WHAT YOU ARE ASKED TO DO: Repeat the listing exactly as given, omitting every image.

EXTRACTED DATA:
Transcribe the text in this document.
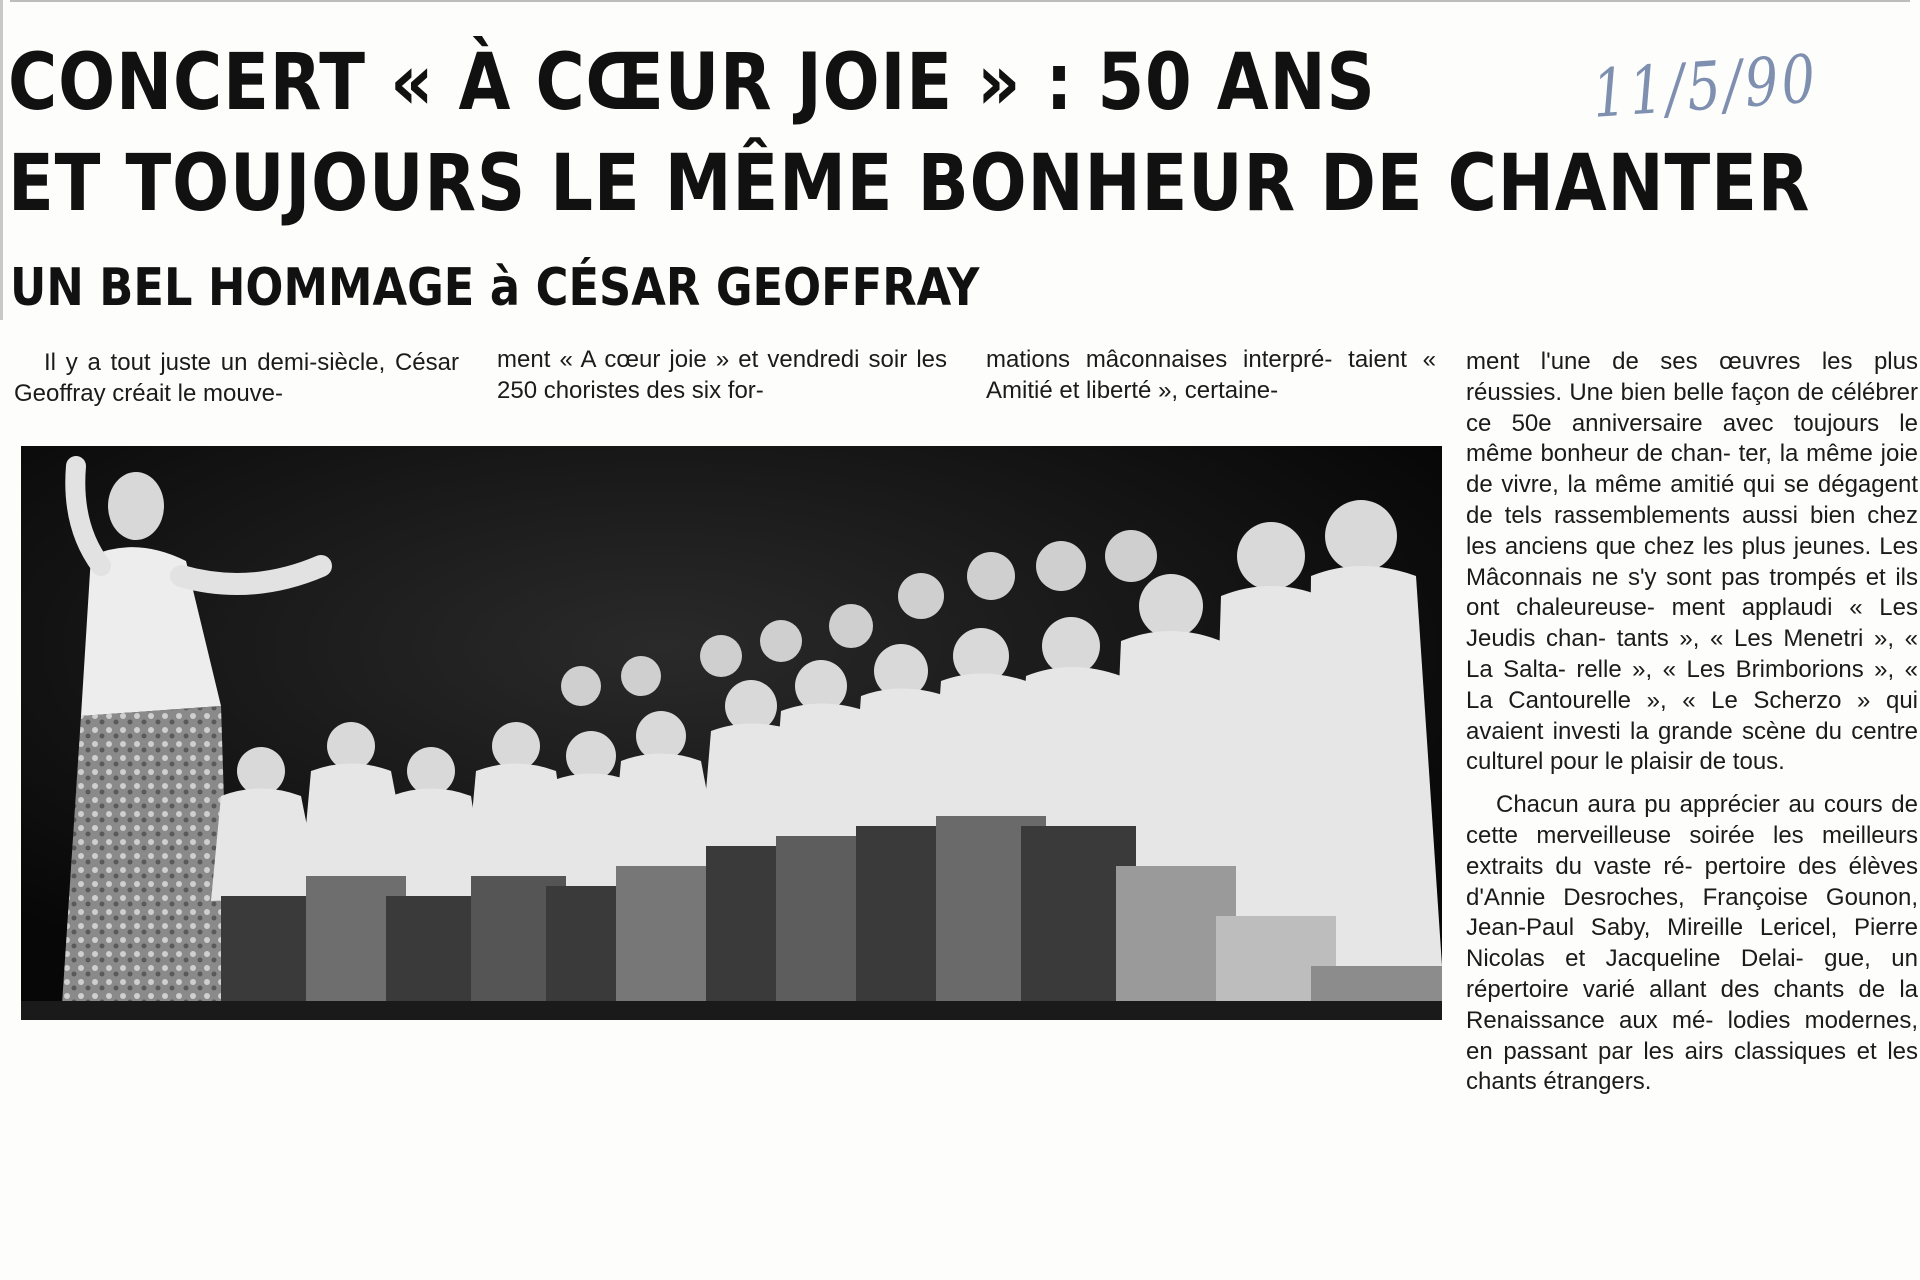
CONCERT « À CŒUR JOIE » : 50 ANS
ET TOUJOURS LE MÊME BONHEUR DE CHANTER
UN BEL HOMMAGE à CÉSAR GEOFFRAY
11/5/90

Il y a tout juste un demi-siècle, César Geoffray créait le mouve-

ment « A cœur joie » et vendredi soir les 250 choristes des six for-

mations mâconnaises interpré- taient « Amitié et liberté », certaine-

ment l'une de ses œuvres les plus réussies. Une bien belle façon de célébrer ce 50e anniversaire avec toujours le même bonheur de chan- ter, la même joie de vivre, la même amitié qui se dégagent de tels rassemblements aussi bien chez les anciens que chez les plus jeunes. Les Mâconnais ne s'y sont pas trompés et ils ont chaleureuse- ment applaudi « Les Jeudis chan- tants », « Les Menetri », « La Salta- relle », « Les Brimborions », « La Cantourelle », « Le Scherzo » qui avaient investi la grande scène du centre culturel pour le plaisir de tous.

Chacun aura pu apprécier au cours de cette merveilleuse soirée les meilleurs extraits du vaste ré- pertoire des élèves d'Annie Desroches, Françoise Gounon, Jean-Paul Saby, Mireille Lericel, Pierre Nicolas et Jacqueline Delai- gue, un répertoire varié allant des chants de la Renaissance aux mé- lodies modernes, en passant par les airs classiques et les chants étrangers.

RESULT FOR THIS EXERCISE:
Transcribe the text in this document.
CONCERT « À CŒUR JOIE » : 50 ANS
ET TOUJOURS LE MÊME BONHEUR DE CHANTER
UN BEL HOMMAGE à CÉSAR GEOFFRAY
11/5/90

Il y a tout juste un demi-siècle, César Geoffray créait le mouve-

ment « A cœur joie » et vendredi soir les 250 choristes des six for-

mations mâconnaises interpré- taient « Amitié et liberté », certaine-

ment l'une de ses œuvres les plus réussies. Une bien belle façon de célébrer ce 50e anniversaire avec toujours le même bonheur de chan- ter, la même joie de vivre, la même amitié qui se dégagent de tels rassemblements aussi bien chez les anciens que chez les plus jeunes. Les Mâconnais ne s'y sont pas trompés et ils ont chaleureuse- ment applaudi « Les Jeudis chan- tants », « Les Menetri », « La Salta- relle », « Les Brimborions », « La Cantourelle », « Le Scherzo » qui avaient investi la grande scène du centre culturel pour le plaisir de tous.

Chacun aura pu apprécier au cours de cette merveilleuse soirée les meilleurs extraits du vaste ré- pertoire des élèves d'Annie Desroches, Françoise Gounon, Jean-Paul Saby, Mireille Lericel, Pierre Nicolas et Jacqueline Delai- gue, un répertoire varié allant des chants de la Renaissance aux mé- lodies modernes, en passant par les airs classiques et les chants étrangers.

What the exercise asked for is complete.